(Collection entries)

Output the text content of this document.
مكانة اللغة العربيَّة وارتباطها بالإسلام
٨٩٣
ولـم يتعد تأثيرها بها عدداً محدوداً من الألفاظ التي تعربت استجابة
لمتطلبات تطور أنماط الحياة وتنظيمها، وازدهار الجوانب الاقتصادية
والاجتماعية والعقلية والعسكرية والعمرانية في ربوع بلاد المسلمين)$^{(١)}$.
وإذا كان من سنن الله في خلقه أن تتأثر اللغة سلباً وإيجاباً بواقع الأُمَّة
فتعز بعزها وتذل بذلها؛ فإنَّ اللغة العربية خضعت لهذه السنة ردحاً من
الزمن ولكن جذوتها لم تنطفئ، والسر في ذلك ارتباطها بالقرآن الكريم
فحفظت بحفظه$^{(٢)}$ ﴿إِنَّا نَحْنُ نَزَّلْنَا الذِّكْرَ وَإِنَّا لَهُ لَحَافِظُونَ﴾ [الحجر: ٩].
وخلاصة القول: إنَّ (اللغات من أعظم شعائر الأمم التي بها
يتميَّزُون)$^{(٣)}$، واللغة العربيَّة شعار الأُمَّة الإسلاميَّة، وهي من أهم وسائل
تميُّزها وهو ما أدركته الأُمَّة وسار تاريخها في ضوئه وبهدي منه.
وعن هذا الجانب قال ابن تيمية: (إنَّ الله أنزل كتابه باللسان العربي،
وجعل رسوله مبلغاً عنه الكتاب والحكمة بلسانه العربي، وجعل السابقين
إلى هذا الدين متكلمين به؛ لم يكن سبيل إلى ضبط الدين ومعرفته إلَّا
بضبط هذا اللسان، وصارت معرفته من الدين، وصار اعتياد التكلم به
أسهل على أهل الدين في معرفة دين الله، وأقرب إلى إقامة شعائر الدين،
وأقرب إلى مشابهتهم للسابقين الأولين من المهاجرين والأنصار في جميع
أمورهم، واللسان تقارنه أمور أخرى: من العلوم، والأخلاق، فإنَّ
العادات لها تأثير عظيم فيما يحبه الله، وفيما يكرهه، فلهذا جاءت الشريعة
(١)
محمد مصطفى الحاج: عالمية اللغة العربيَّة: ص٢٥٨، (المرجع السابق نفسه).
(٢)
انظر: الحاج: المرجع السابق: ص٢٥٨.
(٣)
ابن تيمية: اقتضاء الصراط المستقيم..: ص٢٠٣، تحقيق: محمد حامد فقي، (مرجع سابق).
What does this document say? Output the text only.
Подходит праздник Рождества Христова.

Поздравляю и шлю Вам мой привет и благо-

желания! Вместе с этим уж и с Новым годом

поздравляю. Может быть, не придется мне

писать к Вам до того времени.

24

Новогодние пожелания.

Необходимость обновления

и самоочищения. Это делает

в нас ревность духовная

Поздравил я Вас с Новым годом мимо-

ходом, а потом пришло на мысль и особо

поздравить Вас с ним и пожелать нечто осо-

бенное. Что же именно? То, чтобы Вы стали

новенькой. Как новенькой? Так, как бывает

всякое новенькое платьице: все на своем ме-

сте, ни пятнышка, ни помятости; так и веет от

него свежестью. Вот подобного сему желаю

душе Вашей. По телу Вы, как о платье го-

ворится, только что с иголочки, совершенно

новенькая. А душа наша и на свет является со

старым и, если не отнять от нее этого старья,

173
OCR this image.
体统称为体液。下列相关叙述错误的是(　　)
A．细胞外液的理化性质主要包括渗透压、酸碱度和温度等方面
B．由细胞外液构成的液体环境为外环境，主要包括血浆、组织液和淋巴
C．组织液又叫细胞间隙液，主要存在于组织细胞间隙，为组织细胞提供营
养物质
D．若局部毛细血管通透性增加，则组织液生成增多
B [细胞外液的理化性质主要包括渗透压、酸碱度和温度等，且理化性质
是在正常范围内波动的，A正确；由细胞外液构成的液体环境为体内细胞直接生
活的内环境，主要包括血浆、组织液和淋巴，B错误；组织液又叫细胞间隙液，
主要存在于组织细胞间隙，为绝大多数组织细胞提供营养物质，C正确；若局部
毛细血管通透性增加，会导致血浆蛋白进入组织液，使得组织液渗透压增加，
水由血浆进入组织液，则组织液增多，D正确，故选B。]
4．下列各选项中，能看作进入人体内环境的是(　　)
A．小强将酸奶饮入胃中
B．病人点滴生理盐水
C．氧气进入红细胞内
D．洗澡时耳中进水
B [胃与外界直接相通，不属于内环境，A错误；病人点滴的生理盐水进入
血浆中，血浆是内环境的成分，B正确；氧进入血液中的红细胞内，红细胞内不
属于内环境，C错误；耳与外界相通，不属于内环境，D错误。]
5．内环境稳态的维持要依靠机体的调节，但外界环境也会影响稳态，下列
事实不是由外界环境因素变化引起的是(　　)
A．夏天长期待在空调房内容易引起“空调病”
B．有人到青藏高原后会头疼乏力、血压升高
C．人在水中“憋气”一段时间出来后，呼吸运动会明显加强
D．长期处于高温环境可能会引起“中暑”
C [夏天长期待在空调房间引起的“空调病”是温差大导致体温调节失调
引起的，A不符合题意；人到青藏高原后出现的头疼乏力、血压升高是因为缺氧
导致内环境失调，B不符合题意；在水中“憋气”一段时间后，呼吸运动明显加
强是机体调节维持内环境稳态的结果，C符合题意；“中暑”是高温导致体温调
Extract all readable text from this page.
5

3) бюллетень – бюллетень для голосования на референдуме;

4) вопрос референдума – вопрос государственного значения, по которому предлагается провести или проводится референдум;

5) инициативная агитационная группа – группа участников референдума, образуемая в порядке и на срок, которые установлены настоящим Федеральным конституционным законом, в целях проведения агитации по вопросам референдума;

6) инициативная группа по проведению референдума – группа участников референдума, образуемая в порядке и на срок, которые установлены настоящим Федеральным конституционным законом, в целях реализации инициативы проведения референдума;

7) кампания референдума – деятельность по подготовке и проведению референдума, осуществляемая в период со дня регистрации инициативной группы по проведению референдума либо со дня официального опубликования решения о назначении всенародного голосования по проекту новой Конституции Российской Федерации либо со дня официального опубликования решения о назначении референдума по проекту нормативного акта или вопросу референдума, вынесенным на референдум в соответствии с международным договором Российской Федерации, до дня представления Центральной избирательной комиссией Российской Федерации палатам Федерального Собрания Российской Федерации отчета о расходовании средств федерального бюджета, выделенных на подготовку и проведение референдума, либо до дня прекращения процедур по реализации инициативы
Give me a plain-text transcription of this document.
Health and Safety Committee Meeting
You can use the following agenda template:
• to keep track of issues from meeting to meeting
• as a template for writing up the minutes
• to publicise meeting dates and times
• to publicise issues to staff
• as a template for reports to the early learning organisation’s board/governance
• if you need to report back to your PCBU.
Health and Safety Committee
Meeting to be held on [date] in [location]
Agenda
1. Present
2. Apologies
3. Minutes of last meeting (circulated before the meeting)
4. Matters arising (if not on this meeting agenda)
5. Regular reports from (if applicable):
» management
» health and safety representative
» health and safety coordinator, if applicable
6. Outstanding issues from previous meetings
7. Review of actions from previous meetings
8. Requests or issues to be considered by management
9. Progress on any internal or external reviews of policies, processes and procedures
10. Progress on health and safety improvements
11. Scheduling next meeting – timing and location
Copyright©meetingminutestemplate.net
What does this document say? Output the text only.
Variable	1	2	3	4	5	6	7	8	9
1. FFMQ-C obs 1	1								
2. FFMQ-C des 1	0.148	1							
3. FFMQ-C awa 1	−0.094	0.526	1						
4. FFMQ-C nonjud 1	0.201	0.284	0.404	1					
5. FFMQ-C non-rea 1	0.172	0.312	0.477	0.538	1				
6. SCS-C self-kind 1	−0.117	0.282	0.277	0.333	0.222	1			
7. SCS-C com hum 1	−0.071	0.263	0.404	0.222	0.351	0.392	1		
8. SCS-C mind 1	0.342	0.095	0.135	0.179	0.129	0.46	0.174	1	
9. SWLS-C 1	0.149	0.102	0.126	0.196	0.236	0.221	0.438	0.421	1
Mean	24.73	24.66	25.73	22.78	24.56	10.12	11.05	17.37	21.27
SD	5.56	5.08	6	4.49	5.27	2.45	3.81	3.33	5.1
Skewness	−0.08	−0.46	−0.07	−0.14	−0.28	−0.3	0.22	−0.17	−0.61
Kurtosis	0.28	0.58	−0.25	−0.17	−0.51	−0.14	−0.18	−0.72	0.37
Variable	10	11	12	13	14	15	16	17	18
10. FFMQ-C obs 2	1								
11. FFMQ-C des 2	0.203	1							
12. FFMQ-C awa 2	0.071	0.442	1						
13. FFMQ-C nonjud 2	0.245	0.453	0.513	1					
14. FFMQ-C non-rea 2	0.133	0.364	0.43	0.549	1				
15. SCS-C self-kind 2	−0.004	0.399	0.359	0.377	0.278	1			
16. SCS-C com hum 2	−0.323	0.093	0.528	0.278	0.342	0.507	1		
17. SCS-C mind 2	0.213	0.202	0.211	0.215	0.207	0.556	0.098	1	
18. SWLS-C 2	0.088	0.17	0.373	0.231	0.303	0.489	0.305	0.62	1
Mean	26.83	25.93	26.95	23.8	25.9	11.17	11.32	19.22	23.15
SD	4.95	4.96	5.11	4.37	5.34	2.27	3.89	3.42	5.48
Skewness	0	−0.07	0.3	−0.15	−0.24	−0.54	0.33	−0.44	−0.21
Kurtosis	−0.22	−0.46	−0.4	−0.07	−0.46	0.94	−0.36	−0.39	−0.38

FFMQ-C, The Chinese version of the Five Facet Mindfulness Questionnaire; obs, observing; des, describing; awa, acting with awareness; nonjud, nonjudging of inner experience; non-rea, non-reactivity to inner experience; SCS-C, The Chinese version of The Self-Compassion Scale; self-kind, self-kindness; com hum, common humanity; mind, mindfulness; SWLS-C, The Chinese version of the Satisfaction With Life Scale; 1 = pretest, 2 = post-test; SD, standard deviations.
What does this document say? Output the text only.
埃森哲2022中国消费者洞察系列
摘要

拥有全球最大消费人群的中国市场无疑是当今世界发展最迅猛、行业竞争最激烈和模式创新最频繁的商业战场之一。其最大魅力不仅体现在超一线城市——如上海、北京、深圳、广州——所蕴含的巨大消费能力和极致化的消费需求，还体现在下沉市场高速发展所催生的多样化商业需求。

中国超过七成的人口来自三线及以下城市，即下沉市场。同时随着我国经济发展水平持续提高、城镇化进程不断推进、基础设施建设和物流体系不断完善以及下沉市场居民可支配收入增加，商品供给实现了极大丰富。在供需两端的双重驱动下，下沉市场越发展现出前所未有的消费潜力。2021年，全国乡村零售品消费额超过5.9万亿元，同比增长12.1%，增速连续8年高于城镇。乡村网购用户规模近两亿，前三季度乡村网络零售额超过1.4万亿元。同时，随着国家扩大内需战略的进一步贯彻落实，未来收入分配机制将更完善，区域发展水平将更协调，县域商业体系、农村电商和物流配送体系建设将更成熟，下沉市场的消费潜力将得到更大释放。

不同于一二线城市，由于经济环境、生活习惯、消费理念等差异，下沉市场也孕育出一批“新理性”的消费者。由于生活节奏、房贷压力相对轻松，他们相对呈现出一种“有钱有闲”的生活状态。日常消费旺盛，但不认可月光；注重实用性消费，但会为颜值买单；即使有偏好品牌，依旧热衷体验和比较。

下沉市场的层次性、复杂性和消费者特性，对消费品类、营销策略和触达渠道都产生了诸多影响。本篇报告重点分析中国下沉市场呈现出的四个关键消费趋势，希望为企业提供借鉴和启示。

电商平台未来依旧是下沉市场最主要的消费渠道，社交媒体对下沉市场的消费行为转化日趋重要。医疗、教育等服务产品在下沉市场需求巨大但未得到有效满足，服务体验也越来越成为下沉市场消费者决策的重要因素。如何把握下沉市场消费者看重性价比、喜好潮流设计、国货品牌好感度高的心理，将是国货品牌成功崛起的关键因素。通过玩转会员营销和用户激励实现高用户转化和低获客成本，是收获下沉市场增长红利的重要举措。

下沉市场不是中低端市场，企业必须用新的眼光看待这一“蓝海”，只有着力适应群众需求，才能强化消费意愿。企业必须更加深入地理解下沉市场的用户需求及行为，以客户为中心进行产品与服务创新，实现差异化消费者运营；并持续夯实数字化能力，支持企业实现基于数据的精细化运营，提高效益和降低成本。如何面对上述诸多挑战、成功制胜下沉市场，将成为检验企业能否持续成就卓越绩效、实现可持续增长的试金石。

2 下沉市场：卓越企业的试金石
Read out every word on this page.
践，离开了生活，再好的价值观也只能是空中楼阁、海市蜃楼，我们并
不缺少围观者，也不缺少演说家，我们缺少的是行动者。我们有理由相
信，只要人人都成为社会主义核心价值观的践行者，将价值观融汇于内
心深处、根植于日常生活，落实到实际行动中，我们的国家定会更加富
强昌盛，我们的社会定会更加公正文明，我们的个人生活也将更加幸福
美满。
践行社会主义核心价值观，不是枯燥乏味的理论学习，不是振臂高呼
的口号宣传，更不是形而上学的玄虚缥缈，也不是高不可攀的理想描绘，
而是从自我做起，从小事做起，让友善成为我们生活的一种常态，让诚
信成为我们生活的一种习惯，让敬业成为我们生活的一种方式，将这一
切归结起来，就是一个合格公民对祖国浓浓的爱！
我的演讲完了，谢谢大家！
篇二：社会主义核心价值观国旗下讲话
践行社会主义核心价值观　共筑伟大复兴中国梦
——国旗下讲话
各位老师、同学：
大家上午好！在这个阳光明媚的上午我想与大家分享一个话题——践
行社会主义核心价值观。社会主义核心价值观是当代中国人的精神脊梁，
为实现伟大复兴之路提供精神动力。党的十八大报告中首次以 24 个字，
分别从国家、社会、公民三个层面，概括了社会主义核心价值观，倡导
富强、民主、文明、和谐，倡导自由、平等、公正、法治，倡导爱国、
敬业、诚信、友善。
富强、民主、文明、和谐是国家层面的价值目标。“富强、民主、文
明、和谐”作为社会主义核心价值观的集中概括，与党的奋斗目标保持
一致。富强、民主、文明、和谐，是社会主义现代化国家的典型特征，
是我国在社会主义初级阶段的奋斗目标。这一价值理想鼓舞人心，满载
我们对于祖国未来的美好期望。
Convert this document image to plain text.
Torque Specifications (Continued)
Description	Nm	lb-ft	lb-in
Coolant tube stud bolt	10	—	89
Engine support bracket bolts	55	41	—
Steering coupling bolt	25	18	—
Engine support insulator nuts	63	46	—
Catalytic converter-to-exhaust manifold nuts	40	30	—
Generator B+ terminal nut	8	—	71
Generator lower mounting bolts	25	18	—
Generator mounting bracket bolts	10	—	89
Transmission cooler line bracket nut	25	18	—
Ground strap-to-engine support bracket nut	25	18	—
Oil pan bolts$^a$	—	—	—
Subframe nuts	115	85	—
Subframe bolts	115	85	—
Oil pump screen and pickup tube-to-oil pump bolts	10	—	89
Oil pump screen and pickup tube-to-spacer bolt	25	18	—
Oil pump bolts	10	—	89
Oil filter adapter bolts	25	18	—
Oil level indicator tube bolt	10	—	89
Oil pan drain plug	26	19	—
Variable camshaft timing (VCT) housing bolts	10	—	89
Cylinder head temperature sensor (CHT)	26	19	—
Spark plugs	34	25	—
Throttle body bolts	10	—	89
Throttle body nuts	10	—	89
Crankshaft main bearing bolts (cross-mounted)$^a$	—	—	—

REQUIREMENT ▸
Show the lines of the data that hold the word "management".

OUTPUT OF THE EXERCISE ▸
» management
8. Requests or issues to be considered by management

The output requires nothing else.